YOUR TASK: Please arrange the items below as a numbered list, leaving out any blank lines. Include only the lines from the one that contains "x-axis-title: Rsquared (1344, 535, 1517, 579)" through the one that contains "x-tick-label: 20 (833, 496, 867, 531)", with both of those lines included.

Element box records:
■ ■ ■

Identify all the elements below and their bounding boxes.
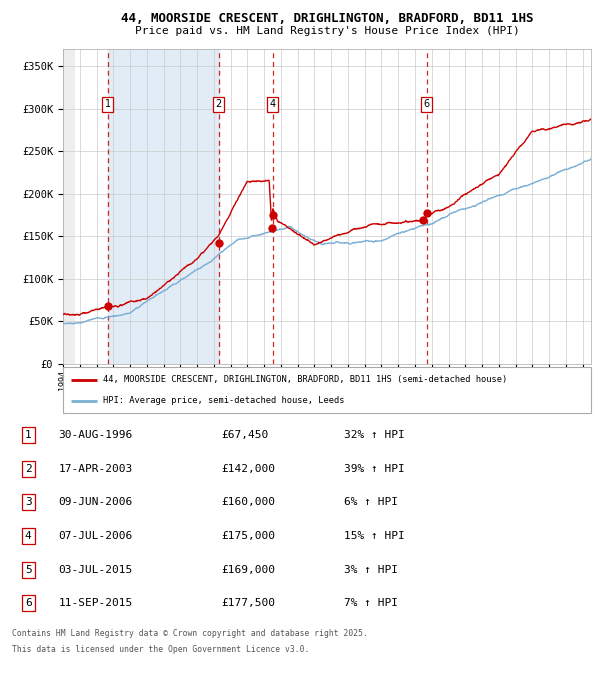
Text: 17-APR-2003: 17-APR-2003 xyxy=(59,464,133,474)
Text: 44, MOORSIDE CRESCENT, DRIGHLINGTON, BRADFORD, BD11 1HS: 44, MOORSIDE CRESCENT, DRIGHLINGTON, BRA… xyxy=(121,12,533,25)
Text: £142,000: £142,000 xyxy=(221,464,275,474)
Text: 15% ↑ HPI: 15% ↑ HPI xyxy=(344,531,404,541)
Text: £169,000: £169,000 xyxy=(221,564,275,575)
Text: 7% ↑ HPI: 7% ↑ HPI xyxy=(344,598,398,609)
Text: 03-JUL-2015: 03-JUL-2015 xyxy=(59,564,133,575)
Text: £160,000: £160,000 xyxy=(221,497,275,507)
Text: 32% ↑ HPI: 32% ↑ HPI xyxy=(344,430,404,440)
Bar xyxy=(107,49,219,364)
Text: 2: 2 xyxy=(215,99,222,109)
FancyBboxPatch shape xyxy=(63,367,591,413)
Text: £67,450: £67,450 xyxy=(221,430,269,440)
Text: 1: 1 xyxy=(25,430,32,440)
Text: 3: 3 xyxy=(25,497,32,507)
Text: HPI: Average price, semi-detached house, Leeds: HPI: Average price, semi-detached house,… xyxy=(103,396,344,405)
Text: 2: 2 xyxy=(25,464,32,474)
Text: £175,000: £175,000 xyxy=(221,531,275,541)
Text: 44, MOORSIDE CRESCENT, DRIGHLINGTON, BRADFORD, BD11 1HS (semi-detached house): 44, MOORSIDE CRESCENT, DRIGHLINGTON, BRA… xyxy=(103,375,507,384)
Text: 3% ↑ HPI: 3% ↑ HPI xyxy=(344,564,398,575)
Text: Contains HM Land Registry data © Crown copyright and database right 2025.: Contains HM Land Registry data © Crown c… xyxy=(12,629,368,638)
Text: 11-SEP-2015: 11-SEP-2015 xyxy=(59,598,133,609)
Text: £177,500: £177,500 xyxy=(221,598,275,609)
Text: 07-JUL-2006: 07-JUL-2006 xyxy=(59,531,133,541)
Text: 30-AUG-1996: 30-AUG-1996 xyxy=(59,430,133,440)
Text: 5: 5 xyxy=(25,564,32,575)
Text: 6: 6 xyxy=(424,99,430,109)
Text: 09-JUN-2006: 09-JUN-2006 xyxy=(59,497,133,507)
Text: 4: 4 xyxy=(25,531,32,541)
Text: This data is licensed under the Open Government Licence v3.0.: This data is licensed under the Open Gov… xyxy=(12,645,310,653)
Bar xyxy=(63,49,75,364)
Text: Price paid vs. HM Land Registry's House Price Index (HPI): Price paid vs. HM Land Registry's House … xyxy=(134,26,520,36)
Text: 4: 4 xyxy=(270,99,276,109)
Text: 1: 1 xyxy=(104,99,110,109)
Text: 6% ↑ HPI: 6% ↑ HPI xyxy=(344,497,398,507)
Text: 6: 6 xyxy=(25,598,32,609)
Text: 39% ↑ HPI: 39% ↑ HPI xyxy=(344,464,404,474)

■ ■ ■

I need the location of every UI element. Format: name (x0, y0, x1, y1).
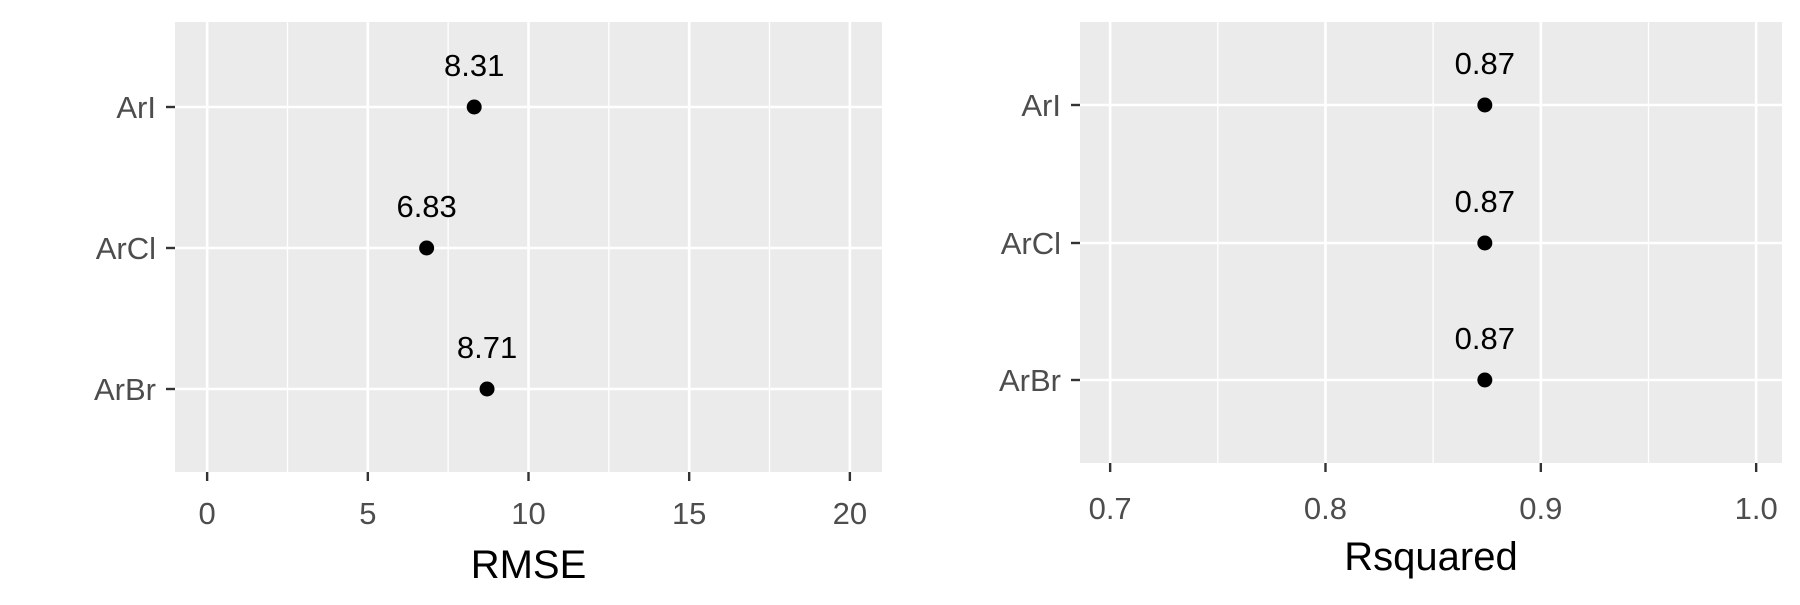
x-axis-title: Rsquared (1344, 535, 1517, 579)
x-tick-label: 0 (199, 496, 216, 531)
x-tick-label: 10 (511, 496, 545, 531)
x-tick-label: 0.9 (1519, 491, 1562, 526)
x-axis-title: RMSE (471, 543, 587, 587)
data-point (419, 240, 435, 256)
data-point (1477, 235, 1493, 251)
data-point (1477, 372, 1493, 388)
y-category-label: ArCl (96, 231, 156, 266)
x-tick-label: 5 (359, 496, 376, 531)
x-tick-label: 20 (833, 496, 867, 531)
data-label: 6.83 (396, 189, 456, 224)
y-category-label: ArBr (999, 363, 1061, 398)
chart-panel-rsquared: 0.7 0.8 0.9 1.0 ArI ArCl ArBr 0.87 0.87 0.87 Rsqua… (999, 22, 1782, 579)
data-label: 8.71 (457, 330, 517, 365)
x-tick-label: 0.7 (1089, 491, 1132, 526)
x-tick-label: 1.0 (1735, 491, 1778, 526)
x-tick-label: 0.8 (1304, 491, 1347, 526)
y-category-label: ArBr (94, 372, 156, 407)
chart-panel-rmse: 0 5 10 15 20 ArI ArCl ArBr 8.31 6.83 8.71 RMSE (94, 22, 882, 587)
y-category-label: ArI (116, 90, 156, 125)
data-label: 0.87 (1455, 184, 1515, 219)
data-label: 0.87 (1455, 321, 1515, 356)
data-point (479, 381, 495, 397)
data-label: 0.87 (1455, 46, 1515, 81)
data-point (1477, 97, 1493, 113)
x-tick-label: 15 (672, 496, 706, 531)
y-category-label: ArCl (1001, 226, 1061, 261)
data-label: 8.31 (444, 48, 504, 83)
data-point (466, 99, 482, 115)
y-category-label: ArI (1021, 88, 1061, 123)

■ ■ ■

EXPECTED ANSWER:
1. x-axis-title: Rsquared (1344, 535, 1517, 579)
2. x-tick-label: 0 (199, 496, 216, 531)
3. x-tick-label: 10 (511, 496, 545, 531)
4. x-tick-label: 0.9 (1519, 491, 1562, 526)
5. x-axis-title: RMSE (471, 543, 587, 587)
6. data-point (419, 240, 435, 256)
7. data-point (1477, 235, 1493, 251)
8. data-point (1477, 372, 1493, 388)
9. y-category-label: ArCl (96, 231, 156, 266)
10. x-tick-label: 5 (359, 496, 376, 531)
11. x-tick-label: 20 (833, 496, 867, 531)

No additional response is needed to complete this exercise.